**GIVEN TASK**
Return exactly the lines from the one bearing "Output a JSON" through the last, and no others. Pictures must be left out.

[DATASET EXCERPTS start]

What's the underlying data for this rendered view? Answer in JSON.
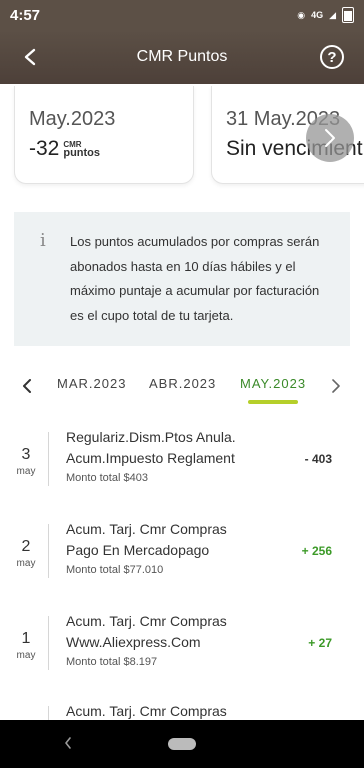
{
  "status_bar": {
    "time": "4:57",
    "network": "4G",
    "battery": "97"
  },
  "app_bar": {
    "back_icon": "arrow-left-icon",
    "title": "CMR Puntos",
    "help_label": "?"
  },
  "cards": [
    {
      "date": "May.2023",
      "value": "-32",
      "unit_top": "CMR",
      "unit_bottom": "puntos"
    },
    {
      "date": "31 May.2023",
      "value": "Sin vencimient"
    }
  ],
  "info": {
    "icon": "info-icon",
    "glyph": "i",
    "text": "Los puntos acumulados por compras serán abonados hasta en 10 días hábiles y el máximo puntaje a acumular por facturación es el cupo total de tu tarjeta."
  },
  "months": {
    "prev": "MAR.2023",
    "middle": "ABR.2023",
    "current": "MAY.2023"
  },
  "transactions": [
    {
      "day": "3",
      "month": "may",
      "line1": "Regulariz.Dism.Ptos Anula.",
      "line2": "Acum.Impuesto Reglament",
      "total": "Monto total $403",
      "points": "- 403"
    },
    {
      "day": "2",
      "month": "may",
      "line1": "Acum. Tarj. Cmr Compras",
      "line2": "Pago En Mercadopago",
      "total": "Monto total $77.010",
      "points": "+ 256"
    },
    {
      "day": "1",
      "month": "may",
      "line1": "Acum. Tarj. Cmr Compras",
      "line2": "Www.Aliexpress.Com",
      "total": "Monto total $8.197",
      "points": "+ 27"
    },
    {
      "line1": "Acum. Tarj. Cmr Compras"
    }
  ],
  "colors": {
    "header": "#5c5046",
    "accent_green": "#3c9a28",
    "underline": "#b5cf2a",
    "info_bg": "#eef2f3"
  }
}
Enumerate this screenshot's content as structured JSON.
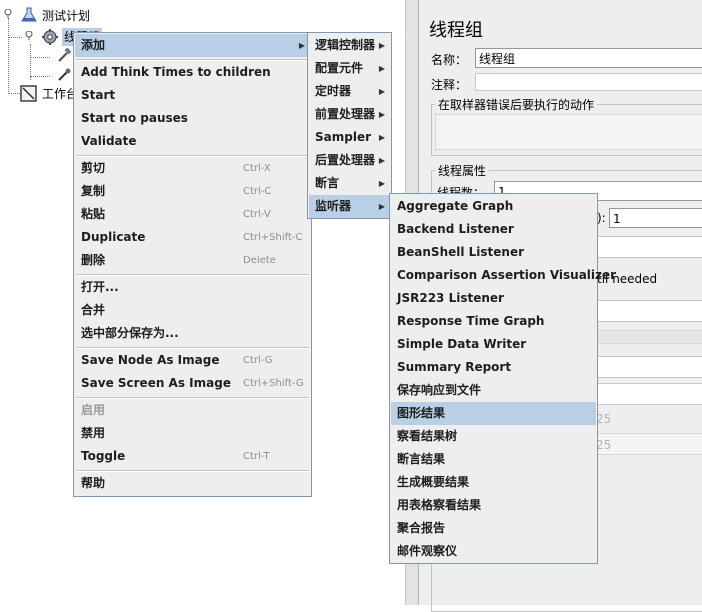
{
  "tree": {
    "root_label": "测试计划",
    "thread_group_label": "线程组",
    "workbench_label": "工作台"
  },
  "right_panel": {
    "title": "线程组",
    "name_label": "名称：",
    "name_value": "线程组",
    "comment_label": "注释：",
    "sampler_error_group": "在取样器错误后要执行的动作",
    "thread_props_group": "线程属性",
    "thread_count_label": "线程数：",
    "thread_count_value": "1",
    "ramp_up_label": "):",
    "ramp_up_value": "1",
    "delay_text": "til needed",
    "faint_1": "25",
    "faint_2": "25"
  },
  "context_menu": {
    "items": [
      {
        "label": "添加",
        "shortcut": "",
        "submenu": true
      },
      {
        "label": "Add Think Times to children",
        "shortcut": ""
      },
      {
        "label": "Start",
        "shortcut": ""
      },
      {
        "label": "Start no pauses",
        "shortcut": ""
      },
      {
        "label": "Validate",
        "shortcut": ""
      },
      {
        "label": "剪切",
        "shortcut": "Ctrl-X"
      },
      {
        "label": "复制",
        "shortcut": "Ctrl-C"
      },
      {
        "label": "粘贴",
        "shortcut": "Ctrl-V"
      },
      {
        "label": "Duplicate",
        "shortcut": "Ctrl+Shift-C"
      },
      {
        "label": "删除",
        "shortcut": "Delete"
      },
      {
        "label": "打开...",
        "shortcut": ""
      },
      {
        "label": "合并",
        "shortcut": ""
      },
      {
        "label": "选中部分保存为...",
        "shortcut": ""
      },
      {
        "label": "Save Node As Image",
        "shortcut": "Ctrl-G"
      },
      {
        "label": "Save Screen As Image",
        "shortcut": "Ctrl+Shift-G"
      },
      {
        "label": "启用",
        "shortcut": "",
        "disabled": true
      },
      {
        "label": "禁用",
        "shortcut": ""
      },
      {
        "label": "Toggle",
        "shortcut": "Ctrl-T"
      },
      {
        "label": "帮助",
        "shortcut": ""
      }
    ]
  },
  "add_submenu": {
    "items": [
      {
        "label": "逻辑控制器"
      },
      {
        "label": "配置元件"
      },
      {
        "label": "定时器"
      },
      {
        "label": "前置处理器"
      },
      {
        "label": "Sampler"
      },
      {
        "label": "后置处理器"
      },
      {
        "label": "断言"
      },
      {
        "label": "监听器"
      }
    ]
  },
  "listener_submenu": {
    "items": [
      {
        "label": "Aggregate Graph"
      },
      {
        "label": "Backend Listener"
      },
      {
        "label": "BeanShell Listener"
      },
      {
        "label": "Comparison Assertion Visualizer"
      },
      {
        "label": "JSR223 Listener"
      },
      {
        "label": "Response Time Graph"
      },
      {
        "label": "Simple Data Writer"
      },
      {
        "label": "Summary Report"
      },
      {
        "label": "保存响应到文件"
      },
      {
        "label": "图形结果"
      },
      {
        "label": "察看结果树"
      },
      {
        "label": "断言结果"
      },
      {
        "label": "生成概要结果"
      },
      {
        "label": "用表格察看结果"
      },
      {
        "label": "聚合报告"
      },
      {
        "label": "邮件观察仪"
      }
    ]
  },
  "colors": {
    "menu_bg": "#eeeeee",
    "menu_border": "#7f99b3",
    "selection": "#b8cfe5"
  }
}
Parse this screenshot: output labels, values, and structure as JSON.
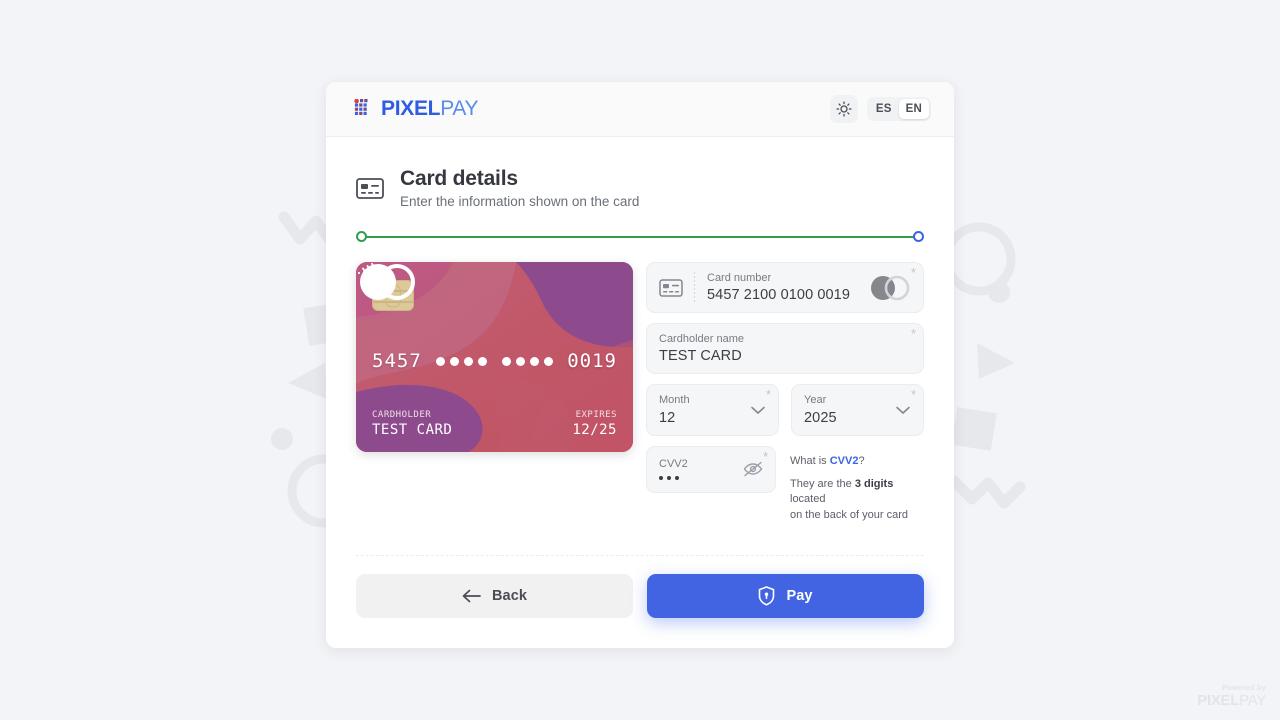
{
  "brand": {
    "name_bold": "PIXEL",
    "name_light": "PAY",
    "accent": "#2f5ce0"
  },
  "header": {
    "theme_toggle_icon": "sun-icon",
    "languages": [
      {
        "code": "ES",
        "selected": false
      },
      {
        "code": "EN",
        "selected": true
      }
    ]
  },
  "page": {
    "title": "Card details",
    "subtitle": "Enter the information shown on the card",
    "title_icon": "card-details-icon"
  },
  "progress": {
    "start_color": "#2f9e4f",
    "end_color": "#3b63e8",
    "line_color": "#2f9e4f"
  },
  "card_preview": {
    "number_first": "5457",
    "number_masked_group_1": "••••",
    "number_masked_group_2": "••••",
    "number_last": "0019",
    "cardholder_label": "CARDHOLDER",
    "cardholder_value": "TEST CARD",
    "expires_label": "EXPIRES",
    "expires_value": "12/25",
    "brand_mark": "mastercard-logo",
    "chip_icon": "emv-chip-icon",
    "contactless_icon": "contactless-icon"
  },
  "form": {
    "card_number": {
      "label": "Card number",
      "value": "5457 2100 0100 0019",
      "required_mark": "*",
      "icon": "credit-card-icon",
      "brand_icon": "mastercard-gray-icon"
    },
    "cardholder_name": {
      "label": "Cardholder name",
      "value": "TEST CARD",
      "required_mark": "*"
    },
    "month": {
      "label": "Month",
      "value": "12",
      "required_mark": "*",
      "icon": "chevron-down-icon"
    },
    "year": {
      "label": "Year",
      "value": "2025",
      "required_mark": "*",
      "icon": "chevron-down-icon"
    },
    "cvv2": {
      "label": "CVV2",
      "value": "•••",
      "required_mark": "*",
      "icon": "eye-off-icon"
    },
    "cvv_help": {
      "line1_prefix": "What is ",
      "line1_term": "CVV2",
      "line1_suffix": "?",
      "line2_prefix": "They are the ",
      "line2_strong": "3 digits",
      "line2_mid": " located",
      "line3": "on the back of your card"
    }
  },
  "footer": {
    "back_label": "Back",
    "back_icon": "arrow-left-icon",
    "pay_label": "Pay",
    "pay_icon": "shield-lock-icon",
    "pay_color": "#4264e3"
  },
  "watermark": {
    "top": "Powered by",
    "bold": "PIXEL",
    "light": "PAY"
  }
}
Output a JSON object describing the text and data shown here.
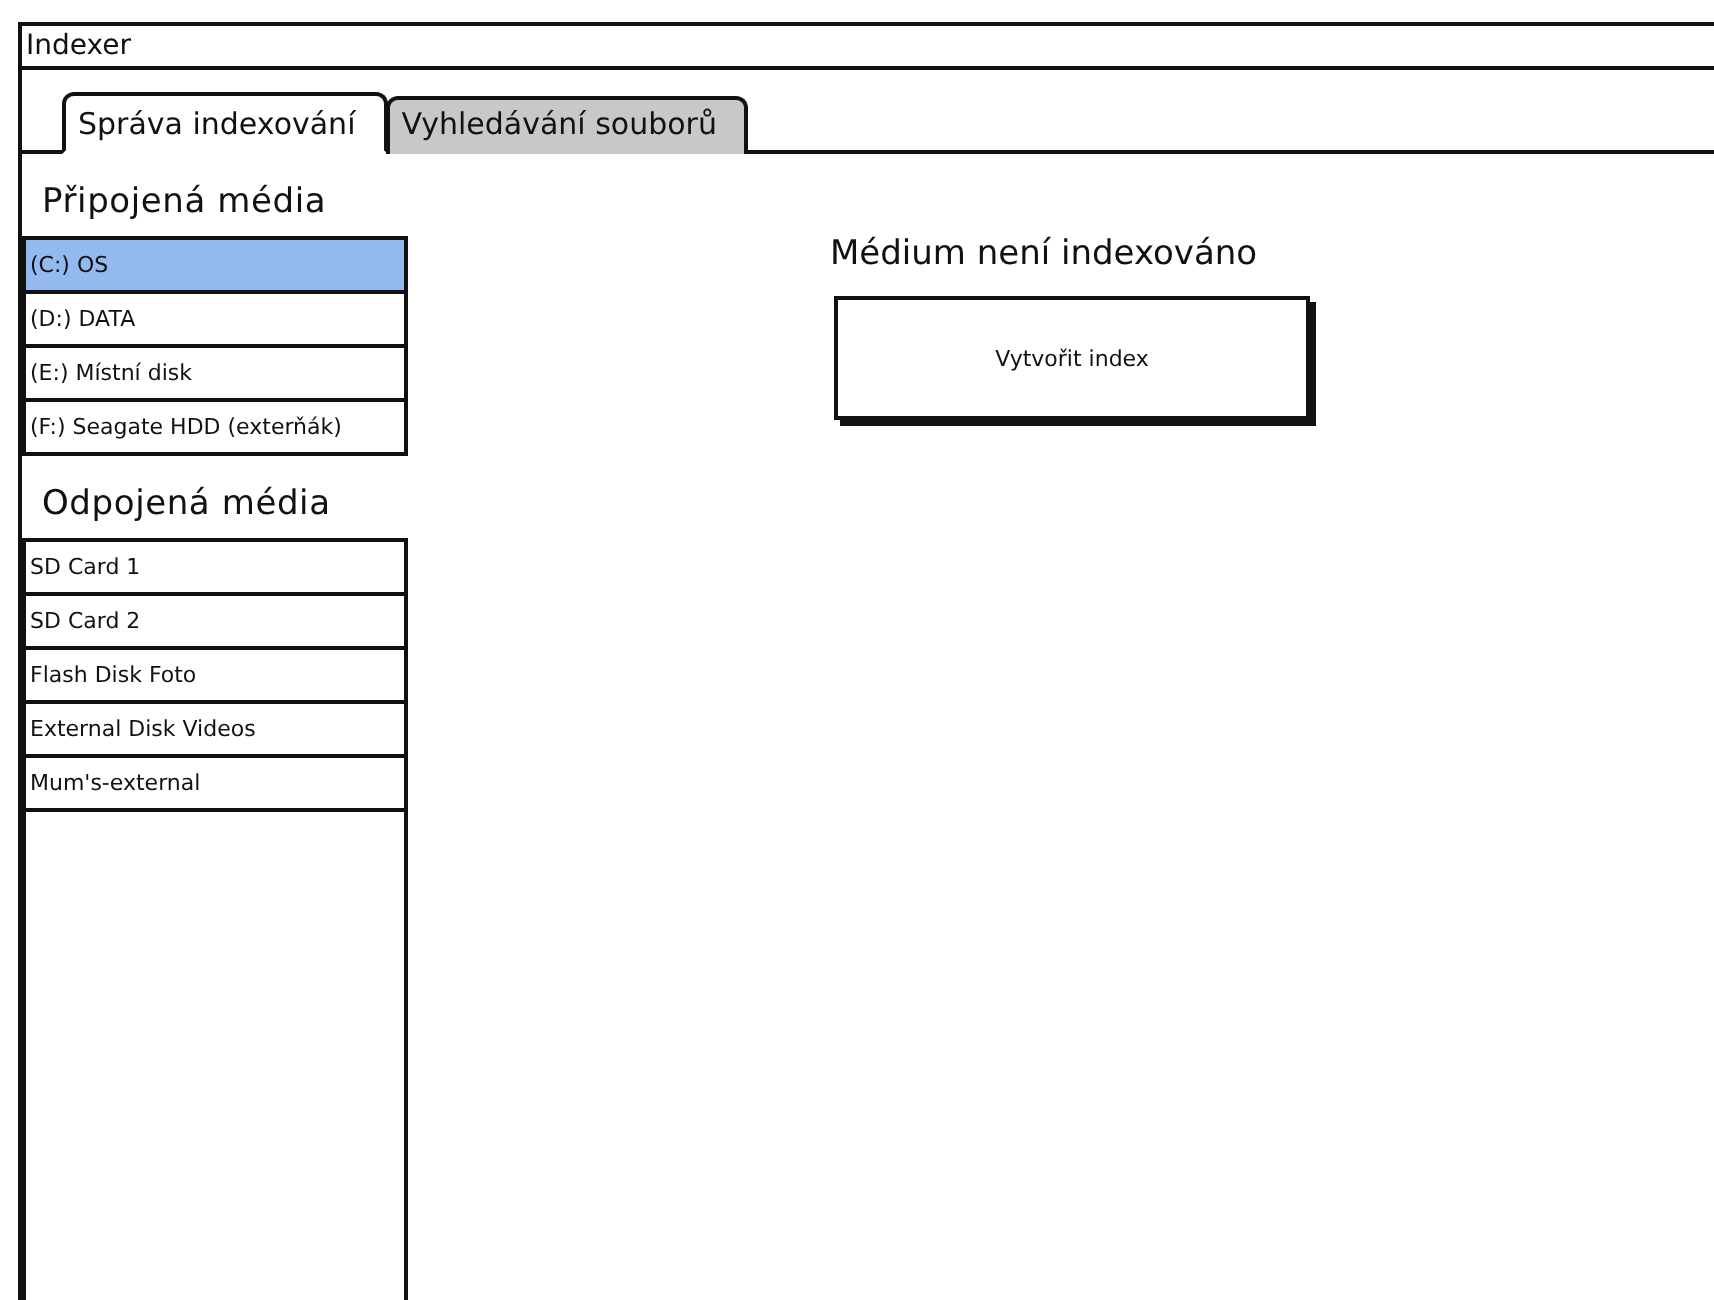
{
  "window": {
    "title": "Indexer"
  },
  "tabs": [
    {
      "label": "Správa indexování",
      "selected": true
    },
    {
      "label": "Vyhledávání souborů",
      "selected": false
    }
  ],
  "connected_media": {
    "heading": "Připojená média",
    "items": [
      {
        "label": "(C:) OS",
        "selected": true
      },
      {
        "label": "(D:) DATA",
        "selected": false
      },
      {
        "label": "(E:) Místní disk",
        "selected": false
      },
      {
        "label": "(F:) Seagate HDD (exterňák)",
        "selected": false
      }
    ]
  },
  "disconnected_media": {
    "heading": "Odpojená média",
    "items": [
      {
        "label": "SD Card 1",
        "selected": false
      },
      {
        "label": "SD Card 2",
        "selected": false
      },
      {
        "label": "Flash Disk Foto",
        "selected": false
      },
      {
        "label": "External Disk Videos",
        "selected": false
      },
      {
        "label": "Mum's-external",
        "selected": false
      }
    ]
  },
  "detail": {
    "message": "Médium není indexováno",
    "button": "Vytvořit index"
  }
}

[DATASET EXCERPTS end]

**RESULT FOR THIS TASK**
Output a JSON object describing the text and data shown here.
{
  "window": {
    "title": "Indexer"
  },
  "tabs": [
    {
      "label": "Správa indexování",
      "selected": true
    },
    {
      "label": "Vyhledávání souborů",
      "selected": false
    }
  ],
  "connected_media": {
    "heading": "Připojená média",
    "items": [
      {
        "label": "(C:) OS",
        "selected": true
      },
      {
        "label": "(D:) DATA",
        "selected": false
      },
      {
        "label": "(E:) Místní disk",
        "selected": false
      },
      {
        "label": "(F:) Seagate HDD (exterňák)",
        "selected": false
      }
    ]
  },
  "disconnected_media": {
    "heading": "Odpojená média",
    "items": [
      {
        "label": "SD Card 1",
        "selected": false
      },
      {
        "label": "SD Card 2",
        "selected": false
      },
      {
        "label": "Flash Disk Foto",
        "selected": false
      },
      {
        "label": "External Disk Videos",
        "selected": false
      },
      {
        "label": "Mum's-external",
        "selected": false
      }
    ]
  },
  "detail": {
    "message": "Médium není indexováno",
    "button": "Vytvořit index"
  }
}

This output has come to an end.